## Task brief
Where a line contains the string "shortcut", copy that line.

## Dataset items
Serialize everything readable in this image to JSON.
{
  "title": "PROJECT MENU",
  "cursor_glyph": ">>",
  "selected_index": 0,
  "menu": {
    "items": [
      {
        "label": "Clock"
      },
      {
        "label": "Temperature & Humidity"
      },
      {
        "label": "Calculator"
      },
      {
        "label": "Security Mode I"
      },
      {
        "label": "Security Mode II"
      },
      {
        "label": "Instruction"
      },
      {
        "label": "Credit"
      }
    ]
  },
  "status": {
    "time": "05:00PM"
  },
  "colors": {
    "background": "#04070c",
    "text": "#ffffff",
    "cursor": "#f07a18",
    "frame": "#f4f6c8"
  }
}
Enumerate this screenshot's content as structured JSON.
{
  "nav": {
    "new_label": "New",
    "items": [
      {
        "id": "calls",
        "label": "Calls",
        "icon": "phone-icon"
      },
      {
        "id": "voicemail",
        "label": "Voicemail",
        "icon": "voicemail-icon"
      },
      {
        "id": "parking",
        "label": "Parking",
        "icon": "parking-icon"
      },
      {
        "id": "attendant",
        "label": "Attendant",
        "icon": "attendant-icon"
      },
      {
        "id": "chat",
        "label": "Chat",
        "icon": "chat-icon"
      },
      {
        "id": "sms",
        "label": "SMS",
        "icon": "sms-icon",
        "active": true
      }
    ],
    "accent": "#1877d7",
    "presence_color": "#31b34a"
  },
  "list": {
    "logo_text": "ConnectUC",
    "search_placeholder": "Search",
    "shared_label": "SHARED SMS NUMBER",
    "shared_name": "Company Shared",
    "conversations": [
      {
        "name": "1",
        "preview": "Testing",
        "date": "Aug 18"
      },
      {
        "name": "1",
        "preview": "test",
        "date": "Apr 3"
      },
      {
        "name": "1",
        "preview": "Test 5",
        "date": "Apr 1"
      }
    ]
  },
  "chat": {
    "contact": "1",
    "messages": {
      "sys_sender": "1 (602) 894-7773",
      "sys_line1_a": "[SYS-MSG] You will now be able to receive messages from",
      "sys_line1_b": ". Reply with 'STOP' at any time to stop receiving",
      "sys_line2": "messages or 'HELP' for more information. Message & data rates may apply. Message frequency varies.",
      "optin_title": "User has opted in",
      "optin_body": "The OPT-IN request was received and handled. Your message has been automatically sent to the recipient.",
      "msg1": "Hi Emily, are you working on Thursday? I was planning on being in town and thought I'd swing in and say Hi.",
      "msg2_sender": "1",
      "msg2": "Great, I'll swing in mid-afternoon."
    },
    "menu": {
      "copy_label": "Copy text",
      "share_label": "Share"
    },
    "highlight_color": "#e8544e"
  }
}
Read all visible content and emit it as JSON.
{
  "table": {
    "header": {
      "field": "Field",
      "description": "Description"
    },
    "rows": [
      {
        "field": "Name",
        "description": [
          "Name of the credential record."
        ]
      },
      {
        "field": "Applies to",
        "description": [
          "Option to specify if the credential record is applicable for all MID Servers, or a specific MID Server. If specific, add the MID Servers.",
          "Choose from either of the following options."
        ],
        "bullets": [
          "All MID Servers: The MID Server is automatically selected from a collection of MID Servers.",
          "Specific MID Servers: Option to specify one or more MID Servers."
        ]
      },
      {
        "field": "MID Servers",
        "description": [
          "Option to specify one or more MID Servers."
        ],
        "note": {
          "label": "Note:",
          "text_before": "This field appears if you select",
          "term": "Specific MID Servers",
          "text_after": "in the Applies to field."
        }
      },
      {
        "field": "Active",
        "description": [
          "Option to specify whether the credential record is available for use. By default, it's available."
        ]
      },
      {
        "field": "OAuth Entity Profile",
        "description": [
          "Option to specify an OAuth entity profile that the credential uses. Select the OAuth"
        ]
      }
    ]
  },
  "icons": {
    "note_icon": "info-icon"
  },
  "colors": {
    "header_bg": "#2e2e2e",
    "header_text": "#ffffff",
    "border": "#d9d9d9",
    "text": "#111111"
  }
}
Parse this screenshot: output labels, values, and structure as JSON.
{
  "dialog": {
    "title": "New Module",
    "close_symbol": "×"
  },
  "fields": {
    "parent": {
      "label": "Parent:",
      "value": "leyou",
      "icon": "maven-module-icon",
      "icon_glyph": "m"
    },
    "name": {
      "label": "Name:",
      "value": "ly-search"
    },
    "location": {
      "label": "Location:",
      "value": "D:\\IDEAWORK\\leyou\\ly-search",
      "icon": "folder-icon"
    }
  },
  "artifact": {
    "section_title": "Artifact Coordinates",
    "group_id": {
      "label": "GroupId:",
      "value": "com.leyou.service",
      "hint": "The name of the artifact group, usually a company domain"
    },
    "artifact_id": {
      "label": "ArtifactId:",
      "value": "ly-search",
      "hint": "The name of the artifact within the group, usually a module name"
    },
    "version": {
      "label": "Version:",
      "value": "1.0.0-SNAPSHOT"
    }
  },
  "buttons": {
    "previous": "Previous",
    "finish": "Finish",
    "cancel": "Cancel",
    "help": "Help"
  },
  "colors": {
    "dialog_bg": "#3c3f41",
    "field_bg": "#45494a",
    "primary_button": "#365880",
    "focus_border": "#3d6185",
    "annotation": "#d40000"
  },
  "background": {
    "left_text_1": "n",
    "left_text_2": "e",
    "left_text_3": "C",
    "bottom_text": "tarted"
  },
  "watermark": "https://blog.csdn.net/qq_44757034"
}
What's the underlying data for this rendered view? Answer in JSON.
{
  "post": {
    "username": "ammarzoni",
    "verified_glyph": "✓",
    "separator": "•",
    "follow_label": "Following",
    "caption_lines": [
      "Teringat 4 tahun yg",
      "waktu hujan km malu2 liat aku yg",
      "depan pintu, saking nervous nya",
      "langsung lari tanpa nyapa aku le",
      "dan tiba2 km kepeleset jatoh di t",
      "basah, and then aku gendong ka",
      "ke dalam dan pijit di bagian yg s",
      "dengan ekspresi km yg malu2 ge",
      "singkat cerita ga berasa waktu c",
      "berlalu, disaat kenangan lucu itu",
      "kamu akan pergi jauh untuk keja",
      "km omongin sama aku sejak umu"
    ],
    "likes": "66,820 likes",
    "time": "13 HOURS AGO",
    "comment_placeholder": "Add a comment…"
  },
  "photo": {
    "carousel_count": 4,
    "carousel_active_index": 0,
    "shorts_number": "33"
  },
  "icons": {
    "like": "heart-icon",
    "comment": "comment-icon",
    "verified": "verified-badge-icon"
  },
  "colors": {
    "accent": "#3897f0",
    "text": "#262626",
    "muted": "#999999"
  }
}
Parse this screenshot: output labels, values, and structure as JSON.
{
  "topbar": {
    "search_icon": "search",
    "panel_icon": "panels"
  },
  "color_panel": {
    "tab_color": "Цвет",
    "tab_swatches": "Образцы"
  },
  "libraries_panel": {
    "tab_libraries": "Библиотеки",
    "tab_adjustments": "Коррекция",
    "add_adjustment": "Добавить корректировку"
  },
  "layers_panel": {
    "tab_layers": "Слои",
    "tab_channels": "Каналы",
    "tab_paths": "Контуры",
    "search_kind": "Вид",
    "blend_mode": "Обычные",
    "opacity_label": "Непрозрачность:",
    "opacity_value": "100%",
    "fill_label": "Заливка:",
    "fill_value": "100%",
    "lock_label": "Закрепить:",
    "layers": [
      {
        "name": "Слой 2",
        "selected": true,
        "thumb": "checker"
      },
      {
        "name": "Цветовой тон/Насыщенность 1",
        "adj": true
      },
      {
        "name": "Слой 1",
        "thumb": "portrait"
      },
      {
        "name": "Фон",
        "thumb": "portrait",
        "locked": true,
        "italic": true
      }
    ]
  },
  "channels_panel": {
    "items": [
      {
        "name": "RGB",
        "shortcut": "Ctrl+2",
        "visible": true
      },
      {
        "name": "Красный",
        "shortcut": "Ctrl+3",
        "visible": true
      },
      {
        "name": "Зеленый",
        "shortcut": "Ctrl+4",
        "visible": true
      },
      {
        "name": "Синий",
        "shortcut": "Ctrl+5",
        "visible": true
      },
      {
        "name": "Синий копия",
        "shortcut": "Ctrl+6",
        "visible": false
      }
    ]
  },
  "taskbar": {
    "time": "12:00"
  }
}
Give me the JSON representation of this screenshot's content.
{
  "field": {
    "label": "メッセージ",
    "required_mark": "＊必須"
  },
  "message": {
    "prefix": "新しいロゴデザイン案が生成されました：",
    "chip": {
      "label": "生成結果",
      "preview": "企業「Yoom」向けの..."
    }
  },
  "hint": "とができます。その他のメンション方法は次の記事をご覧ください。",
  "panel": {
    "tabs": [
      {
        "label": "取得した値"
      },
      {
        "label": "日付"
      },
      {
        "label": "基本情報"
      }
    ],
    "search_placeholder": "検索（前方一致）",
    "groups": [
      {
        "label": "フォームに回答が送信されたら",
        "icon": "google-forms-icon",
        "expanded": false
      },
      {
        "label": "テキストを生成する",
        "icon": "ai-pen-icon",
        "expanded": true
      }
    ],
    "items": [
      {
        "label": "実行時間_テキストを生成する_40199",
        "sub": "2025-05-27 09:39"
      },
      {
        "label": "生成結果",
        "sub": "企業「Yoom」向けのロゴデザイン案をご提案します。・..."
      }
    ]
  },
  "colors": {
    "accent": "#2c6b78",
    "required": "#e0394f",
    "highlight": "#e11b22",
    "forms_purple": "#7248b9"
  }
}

## Exercise result
        "shortcut": "Ctrl+2",
        "shortcut": "Ctrl+3",
        "shortcut": "Ctrl+4",
        "shortcut": "Ctrl+5",
        "shortcut": "Ctrl+6",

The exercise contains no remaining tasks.